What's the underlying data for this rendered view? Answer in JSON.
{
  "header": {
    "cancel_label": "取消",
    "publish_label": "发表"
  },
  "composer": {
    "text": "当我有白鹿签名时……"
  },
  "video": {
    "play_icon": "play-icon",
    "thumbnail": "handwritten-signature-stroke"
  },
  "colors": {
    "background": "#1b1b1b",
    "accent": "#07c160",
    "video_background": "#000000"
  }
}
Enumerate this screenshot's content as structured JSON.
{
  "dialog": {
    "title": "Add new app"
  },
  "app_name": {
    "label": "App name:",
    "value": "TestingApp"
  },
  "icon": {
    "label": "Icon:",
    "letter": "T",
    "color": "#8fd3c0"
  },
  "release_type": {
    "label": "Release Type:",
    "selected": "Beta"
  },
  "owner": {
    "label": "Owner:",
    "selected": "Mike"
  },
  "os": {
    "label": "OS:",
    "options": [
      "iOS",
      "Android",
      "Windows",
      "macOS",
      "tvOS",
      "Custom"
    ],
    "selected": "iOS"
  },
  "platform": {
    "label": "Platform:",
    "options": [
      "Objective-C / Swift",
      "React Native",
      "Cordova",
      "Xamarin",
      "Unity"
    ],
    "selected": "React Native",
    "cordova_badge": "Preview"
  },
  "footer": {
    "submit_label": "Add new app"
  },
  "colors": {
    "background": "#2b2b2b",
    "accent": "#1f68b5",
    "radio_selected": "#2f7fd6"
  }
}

Task prompt: From the data above, extract every line in its exact form.

The solution:
What's the underlying data for this rendered view? Answer in JSON.
{
  "header": {
    "cancel_label": "取消",
    "publish_label": "发表"
  },
  "composer": {
    "text": "当我有白鹿签名时……"
  },
  "video": {
    "play_icon": "play-icon",
    "thumbnail": "handwritten-signature-stroke"
  },
  "colors": {
    "background": "#1b1b1b",
    "accent": "#07c160",
    "video_background": "#000000"
  }
}
Enumerate this screenshot's content as structured JSON.
{
  "dialog": {
    "title": "Add new app"
  },
  "app_name": {
    "label": "App name:",
    "value": "TestingApp"
  },
  "icon": {
    "label": "Icon:",
    "letter": "T",
    "color": "#8fd3c0"
  },
  "release_type": {
    "label": "Release Type:",
    "selected": "Beta"
  },
  "owner": {
    "label": "Owner:",
    "selected": "Mike"
  },
  "os": {
    "label": "OS:",
    "options": [
      "iOS",
      "Android",
      "Windows",
      "macOS",
      "tvOS",
      "Custom"
    ],
    "selected": "iOS"
  },
  "platform": {
    "label": "Platform:",
    "options": [
      "Objective-C / Swift",
      "React Native",
      "Cordova",
      "Xamarin",
      "Unity"
    ],
    "selected": "React Native",
    "cordova_badge": "Preview"
  },
  "footer": {
    "submit_label": "Add new app"
  },
  "colors": {
    "background": "#2b2b2b",
    "accent": "#1f68b5",
    "radio_selected": "#2f7fd6"
  }
}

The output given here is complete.